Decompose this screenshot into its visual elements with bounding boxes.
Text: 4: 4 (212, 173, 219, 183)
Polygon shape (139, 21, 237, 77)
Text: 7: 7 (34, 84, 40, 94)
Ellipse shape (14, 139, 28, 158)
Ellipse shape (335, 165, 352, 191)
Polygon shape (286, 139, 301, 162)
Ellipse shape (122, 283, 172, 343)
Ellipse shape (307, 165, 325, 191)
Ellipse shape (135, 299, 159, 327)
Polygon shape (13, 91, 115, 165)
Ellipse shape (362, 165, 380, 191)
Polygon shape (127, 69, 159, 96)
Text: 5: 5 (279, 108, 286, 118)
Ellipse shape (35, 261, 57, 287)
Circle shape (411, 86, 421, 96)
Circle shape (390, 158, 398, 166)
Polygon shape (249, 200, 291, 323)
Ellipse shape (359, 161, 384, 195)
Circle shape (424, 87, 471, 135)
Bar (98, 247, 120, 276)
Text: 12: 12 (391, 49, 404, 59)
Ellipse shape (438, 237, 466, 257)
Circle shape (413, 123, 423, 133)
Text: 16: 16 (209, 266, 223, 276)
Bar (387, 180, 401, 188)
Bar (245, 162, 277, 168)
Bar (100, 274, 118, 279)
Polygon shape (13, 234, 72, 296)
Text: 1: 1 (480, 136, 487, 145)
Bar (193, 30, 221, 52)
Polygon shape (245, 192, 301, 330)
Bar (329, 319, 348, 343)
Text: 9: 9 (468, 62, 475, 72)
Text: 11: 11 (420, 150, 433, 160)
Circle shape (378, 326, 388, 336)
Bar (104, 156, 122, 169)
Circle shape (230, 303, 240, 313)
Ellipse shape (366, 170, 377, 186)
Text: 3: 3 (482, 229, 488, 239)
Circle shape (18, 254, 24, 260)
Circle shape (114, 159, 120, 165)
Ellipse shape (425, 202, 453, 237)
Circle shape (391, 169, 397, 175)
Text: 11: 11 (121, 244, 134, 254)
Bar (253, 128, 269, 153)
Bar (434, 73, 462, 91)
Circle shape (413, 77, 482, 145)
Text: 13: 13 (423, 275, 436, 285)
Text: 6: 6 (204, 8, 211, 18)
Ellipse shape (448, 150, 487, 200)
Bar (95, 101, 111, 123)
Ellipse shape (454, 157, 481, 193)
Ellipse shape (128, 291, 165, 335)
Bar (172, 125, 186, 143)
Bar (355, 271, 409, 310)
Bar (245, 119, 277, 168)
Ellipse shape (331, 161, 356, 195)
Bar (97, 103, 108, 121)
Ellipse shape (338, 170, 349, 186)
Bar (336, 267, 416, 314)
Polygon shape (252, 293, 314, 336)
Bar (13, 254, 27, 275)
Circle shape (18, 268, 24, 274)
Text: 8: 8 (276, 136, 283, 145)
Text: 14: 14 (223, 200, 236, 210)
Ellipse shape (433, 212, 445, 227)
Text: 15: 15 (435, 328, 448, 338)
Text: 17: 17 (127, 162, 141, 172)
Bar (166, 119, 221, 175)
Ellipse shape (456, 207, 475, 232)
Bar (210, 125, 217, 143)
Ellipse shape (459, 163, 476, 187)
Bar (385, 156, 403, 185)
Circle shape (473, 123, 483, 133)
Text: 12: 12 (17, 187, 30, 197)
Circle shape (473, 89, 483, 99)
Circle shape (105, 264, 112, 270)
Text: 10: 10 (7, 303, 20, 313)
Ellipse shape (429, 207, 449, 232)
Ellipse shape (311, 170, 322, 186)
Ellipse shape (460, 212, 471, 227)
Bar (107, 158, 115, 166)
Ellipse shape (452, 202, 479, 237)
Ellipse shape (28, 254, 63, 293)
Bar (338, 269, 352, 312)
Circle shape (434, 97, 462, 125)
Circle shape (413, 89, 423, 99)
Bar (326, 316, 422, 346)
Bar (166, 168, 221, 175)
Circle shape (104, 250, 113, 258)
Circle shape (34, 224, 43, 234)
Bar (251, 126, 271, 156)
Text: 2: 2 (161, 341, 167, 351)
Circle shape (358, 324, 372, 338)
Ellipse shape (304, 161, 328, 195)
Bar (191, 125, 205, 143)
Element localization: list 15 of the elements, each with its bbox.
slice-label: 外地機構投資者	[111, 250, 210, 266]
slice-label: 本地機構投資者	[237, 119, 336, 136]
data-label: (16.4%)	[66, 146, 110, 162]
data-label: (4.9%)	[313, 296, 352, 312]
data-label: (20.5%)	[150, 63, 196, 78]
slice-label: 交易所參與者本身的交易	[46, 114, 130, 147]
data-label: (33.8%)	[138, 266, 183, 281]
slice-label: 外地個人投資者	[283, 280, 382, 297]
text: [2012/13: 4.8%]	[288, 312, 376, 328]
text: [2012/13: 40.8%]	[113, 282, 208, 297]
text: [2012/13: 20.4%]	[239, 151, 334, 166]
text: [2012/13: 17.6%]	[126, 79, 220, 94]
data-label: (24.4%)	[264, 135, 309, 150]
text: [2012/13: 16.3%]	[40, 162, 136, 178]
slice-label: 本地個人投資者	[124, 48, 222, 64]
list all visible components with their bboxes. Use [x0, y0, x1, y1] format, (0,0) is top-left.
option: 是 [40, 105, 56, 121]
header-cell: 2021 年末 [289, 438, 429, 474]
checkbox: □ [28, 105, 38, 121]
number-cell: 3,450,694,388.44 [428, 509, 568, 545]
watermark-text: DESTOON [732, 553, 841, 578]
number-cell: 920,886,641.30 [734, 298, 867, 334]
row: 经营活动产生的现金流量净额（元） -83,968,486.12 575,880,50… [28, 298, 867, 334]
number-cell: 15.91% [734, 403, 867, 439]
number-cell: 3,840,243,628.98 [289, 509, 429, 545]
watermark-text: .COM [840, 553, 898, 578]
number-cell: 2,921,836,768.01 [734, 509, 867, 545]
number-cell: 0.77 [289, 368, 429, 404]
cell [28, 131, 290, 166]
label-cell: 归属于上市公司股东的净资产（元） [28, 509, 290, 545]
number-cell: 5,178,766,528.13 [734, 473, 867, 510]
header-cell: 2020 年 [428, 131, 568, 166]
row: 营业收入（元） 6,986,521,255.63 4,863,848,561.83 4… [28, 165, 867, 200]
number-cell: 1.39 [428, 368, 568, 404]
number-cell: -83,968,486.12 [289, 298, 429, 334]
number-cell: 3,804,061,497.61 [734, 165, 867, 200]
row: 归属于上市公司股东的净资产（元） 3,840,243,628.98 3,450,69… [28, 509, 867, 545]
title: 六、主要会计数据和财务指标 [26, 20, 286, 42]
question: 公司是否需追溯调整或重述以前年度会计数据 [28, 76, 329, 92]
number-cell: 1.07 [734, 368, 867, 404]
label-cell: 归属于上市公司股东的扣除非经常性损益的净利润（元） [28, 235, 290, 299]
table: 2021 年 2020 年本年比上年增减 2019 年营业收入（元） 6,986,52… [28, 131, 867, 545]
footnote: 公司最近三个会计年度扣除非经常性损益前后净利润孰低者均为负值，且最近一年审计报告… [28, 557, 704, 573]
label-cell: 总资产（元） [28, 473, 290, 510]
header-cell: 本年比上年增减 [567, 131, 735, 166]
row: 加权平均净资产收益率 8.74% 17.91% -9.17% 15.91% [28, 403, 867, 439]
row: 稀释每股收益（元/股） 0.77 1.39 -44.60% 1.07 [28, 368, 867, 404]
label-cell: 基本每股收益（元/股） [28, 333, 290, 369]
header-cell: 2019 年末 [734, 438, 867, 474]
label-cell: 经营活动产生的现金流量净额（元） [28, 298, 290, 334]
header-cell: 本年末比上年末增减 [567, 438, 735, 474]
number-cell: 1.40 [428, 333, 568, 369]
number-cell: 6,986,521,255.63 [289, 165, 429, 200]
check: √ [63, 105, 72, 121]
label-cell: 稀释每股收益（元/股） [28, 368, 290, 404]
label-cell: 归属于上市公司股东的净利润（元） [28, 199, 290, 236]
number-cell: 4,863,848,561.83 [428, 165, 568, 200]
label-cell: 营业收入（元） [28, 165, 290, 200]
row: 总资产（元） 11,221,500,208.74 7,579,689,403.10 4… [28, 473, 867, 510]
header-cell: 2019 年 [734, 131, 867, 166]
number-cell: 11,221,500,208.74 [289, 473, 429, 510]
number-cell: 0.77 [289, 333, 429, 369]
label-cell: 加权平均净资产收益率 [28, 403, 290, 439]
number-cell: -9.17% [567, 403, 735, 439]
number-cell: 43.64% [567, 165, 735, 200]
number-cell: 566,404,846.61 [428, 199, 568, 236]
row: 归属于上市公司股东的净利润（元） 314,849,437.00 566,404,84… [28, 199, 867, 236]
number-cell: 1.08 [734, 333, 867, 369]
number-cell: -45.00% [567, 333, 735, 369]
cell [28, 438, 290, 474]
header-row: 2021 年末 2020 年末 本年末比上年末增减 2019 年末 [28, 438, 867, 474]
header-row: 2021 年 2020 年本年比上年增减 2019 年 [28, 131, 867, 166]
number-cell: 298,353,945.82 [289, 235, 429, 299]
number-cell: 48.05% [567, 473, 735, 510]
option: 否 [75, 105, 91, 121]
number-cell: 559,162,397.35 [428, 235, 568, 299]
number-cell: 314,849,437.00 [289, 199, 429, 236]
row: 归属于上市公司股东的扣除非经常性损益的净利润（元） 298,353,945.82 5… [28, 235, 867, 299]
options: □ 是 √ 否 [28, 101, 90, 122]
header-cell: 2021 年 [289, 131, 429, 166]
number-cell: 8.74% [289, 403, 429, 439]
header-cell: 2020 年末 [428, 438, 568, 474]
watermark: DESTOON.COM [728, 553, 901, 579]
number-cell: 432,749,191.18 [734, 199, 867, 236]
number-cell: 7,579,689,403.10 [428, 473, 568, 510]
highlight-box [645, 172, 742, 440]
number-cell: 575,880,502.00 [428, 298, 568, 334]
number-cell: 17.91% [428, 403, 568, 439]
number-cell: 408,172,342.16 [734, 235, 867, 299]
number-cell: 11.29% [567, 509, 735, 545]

━━━━━━━━

Task: Rewrite the items as a JSON list of strings, one string per line with blank lines left out, starting at the first line of the items and ending at the line that contains "Bar (98, 247, 120, 276)".

Exercise answer:
[
  "Decompose this screenshot into its visual elements with bounding boxes.",
  "Text: 4: 4 (212, 173, 219, 183)",
  "Polygon shape (139, 21, 237, 77)",
  "Text: 7: 7 (34, 84, 40, 94)",
  "Ellipse shape (14, 139, 28, 158)",
  "Ellipse shape (335, 165, 352, 191)",
  "Polygon shape (286, 139, 301, 162)",
  "Ellipse shape (122, 283, 172, 343)",
  "Ellipse shape (307, 165, 325, 191)",
  "Ellipse shape (135, 299, 159, 327)",
  "Polygon shape (13, 91, 115, 165)",
  "Ellipse shape (362, 165, 380, 191)",
  "Polygon shape (127, 69, 159, 96)",
  "Text: 5: 5 (279, 108, 286, 118)",
  "Ellipse shape (35, 261, 57, 287)",
  "Circle shape (411, 86, 421, 96)",
  "Circle shape (390, 158, 398, 166)",
  "Polygon shape (249, 200, 291, 323)",
  "Ellipse shape (359, 161, 384, 195)",
  "Circle shape (424, 87, 471, 135)",
  "Bar (98, 247, 120, 276)"
]